Repeat verbatim every line of the material, beginning at the line that holds "What's the underlying" and ending at its last line.

Records contained in a dataset
****
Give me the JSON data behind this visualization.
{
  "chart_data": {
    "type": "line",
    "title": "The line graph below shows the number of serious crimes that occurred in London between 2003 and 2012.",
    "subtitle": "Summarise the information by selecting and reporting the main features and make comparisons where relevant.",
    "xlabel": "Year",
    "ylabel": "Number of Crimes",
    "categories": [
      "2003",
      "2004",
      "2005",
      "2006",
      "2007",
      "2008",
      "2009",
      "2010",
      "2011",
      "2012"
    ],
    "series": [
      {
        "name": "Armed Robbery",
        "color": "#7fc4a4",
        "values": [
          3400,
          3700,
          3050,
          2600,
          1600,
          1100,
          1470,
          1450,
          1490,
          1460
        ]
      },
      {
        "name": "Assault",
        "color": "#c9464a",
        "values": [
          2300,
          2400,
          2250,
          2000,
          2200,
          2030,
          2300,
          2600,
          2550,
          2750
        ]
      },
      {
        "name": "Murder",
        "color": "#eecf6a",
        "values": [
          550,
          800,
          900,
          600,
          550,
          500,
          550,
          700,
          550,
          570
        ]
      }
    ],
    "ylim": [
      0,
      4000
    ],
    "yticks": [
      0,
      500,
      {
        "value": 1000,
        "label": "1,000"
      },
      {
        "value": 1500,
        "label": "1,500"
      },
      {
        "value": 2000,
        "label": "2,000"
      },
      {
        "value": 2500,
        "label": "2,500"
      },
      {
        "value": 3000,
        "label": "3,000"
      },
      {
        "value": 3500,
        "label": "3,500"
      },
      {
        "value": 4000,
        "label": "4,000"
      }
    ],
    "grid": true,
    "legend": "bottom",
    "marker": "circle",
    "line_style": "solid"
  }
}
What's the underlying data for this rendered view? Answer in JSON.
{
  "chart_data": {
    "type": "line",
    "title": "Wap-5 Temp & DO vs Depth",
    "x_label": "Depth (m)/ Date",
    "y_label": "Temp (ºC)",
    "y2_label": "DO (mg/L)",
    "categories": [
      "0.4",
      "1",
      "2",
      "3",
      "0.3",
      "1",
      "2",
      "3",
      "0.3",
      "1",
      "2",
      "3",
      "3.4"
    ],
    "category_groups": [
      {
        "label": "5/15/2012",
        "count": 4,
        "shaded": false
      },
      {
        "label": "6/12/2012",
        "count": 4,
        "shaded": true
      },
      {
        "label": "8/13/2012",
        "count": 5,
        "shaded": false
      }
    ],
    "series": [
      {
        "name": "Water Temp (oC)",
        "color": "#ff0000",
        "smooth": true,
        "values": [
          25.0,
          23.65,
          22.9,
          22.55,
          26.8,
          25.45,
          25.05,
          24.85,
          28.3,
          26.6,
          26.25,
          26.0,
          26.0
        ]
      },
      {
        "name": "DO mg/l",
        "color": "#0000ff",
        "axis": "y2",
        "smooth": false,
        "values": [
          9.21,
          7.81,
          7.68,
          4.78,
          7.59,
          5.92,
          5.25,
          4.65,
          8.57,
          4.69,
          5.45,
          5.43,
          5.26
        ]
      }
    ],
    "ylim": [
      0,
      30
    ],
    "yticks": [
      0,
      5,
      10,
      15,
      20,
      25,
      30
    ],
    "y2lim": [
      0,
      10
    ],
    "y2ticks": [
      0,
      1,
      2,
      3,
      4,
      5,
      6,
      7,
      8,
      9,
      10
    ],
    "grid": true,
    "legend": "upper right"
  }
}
****
FINAL RESULT
What's the underlying data for this rendered view? Answer in JSON.
{
  "chart_data": {
    "type": "line",
    "title": "Wap-5 Temp & DO vs Depth",
    "x_label": "Depth (m)/ Date",
    "y_label": "Temp (ºC)",
    "y2_label": "DO (mg/L)",
    "categories": [
      "0.4",
      "1",
      "2",
      "3",
      "0.3",
      "1",
      "2",
      "3",
      "0.3",
      "1",
      "2",
      "3",
      "3.4"
    ],
    "category_groups": [
      {
        "label": "5/15/2012",
        "count": 4,
        "shaded": false
      },
      {
        "label": "6/12/2012",
        "count": 4,
        "shaded": true
      },
      {
        "label": "8/13/2012",
        "count": 5,
        "shaded": false
      }
    ],
    "series": [
      {
        "name": "Water Temp (oC)",
        "color": "#ff0000",
        "smooth": true,
        "values": [
          25.0,
          23.65,
          22.9,
          22.55,
          26.8,
          25.45,
          25.05,
          24.85,
          28.3,
          26.6,
          26.25,
          26.0,
          26.0
        ]
      },
      {
        "name": "DO mg/l",
        "color": "#0000ff",
        "axis": "y2",
        "smooth": false,
        "values": [
          9.21,
          7.81,
          7.68,
          4.78,
          7.59,
          5.92,
          5.25,
          4.65,
          8.57,
          4.69,
          5.45,
          5.43,
          5.26
        ]
      }
    ],
    "ylim": [
      0,
      30
    ],
    "yticks": [
      0,
      5,
      10,
      15,
      20,
      25,
      30
    ],
    "y2lim": [
      0,
      10
    ],
    "y2ticks": [
      0,
      1,
      2,
      3,
      4,
      5,
      6,
      7,
      8,
      9,
      10
    ],
    "grid": true,
    "legend": "upper right"
  }
}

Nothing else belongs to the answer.